- [Exercise instructions] Each record is to be printed again precisely as it reads.

※ ※ ※

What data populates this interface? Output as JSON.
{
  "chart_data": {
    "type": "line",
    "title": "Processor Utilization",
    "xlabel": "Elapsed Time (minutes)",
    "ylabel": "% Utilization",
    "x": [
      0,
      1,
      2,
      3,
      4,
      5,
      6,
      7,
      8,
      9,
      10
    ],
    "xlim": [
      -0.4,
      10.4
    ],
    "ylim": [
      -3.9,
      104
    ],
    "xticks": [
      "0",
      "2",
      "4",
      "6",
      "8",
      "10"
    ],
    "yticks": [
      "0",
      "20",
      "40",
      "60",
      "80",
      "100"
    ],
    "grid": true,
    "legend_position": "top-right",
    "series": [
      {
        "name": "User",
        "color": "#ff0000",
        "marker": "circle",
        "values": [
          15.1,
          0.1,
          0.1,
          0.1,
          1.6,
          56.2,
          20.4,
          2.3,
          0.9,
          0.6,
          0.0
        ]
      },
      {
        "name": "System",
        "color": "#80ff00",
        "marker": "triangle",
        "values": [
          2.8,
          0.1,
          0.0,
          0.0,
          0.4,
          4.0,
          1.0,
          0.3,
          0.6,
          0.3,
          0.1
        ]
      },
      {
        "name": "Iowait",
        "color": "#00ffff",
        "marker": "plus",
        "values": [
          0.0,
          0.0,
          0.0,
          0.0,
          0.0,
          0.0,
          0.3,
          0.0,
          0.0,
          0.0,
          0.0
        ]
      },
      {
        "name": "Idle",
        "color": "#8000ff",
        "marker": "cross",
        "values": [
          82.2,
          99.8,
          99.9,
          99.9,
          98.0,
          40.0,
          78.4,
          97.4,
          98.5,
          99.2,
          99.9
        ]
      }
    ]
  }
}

※ ※ ※

- [Answer below]
What data populates this interface? Output as JSON.
{
  "chart_data": {
    "type": "line",
    "title": "Processor Utilization",
    "xlabel": "Elapsed Time (minutes)",
    "ylabel": "% Utilization",
    "x": [
      0,
      1,
      2,
      3,
      4,
      5,
      6,
      7,
      8,
      9,
      10
    ],
    "xlim": [
      -0.4,
      10.4
    ],
    "ylim": [
      -3.9,
      104
    ],
    "xticks": [
      "0",
      "2",
      "4",
      "6",
      "8",
      "10"
    ],
    "yticks": [
      "0",
      "20",
      "40",
      "60",
      "80",
      "100"
    ],
    "grid": true,
    "legend_position": "top-right",
    "series": [
      {
        "name": "User",
        "color": "#ff0000",
        "marker": "circle",
        "values": [
          15.1,
          0.1,
          0.1,
          0.1,
          1.6,
          56.2,
          20.4,
          2.3,
          0.9,
          0.6,
          0.0
        ]
      },
      {
        "name": "System",
        "color": "#80ff00",
        "marker": "triangle",
        "values": [
          2.8,
          0.1,
          0.0,
          0.0,
          0.4,
          4.0,
          1.0,
          0.3,
          0.6,
          0.3,
          0.1
        ]
      },
      {
        "name": "Iowait",
        "color": "#00ffff",
        "marker": "plus",
        "values": [
          0.0,
          0.0,
          0.0,
          0.0,
          0.0,
          0.0,
          0.3,
          0.0,
          0.0,
          0.0,
          0.0
        ]
      },
      {
        "name": "Idle",
        "color": "#8000ff",
        "marker": "cross",
        "values": [
          82.2,
          99.8,
          99.9,
          99.9,
          98.0,
          40.0,
          78.4,
          97.4,
          98.5,
          99.2,
          99.9
        ]
      }
    ]
  }
}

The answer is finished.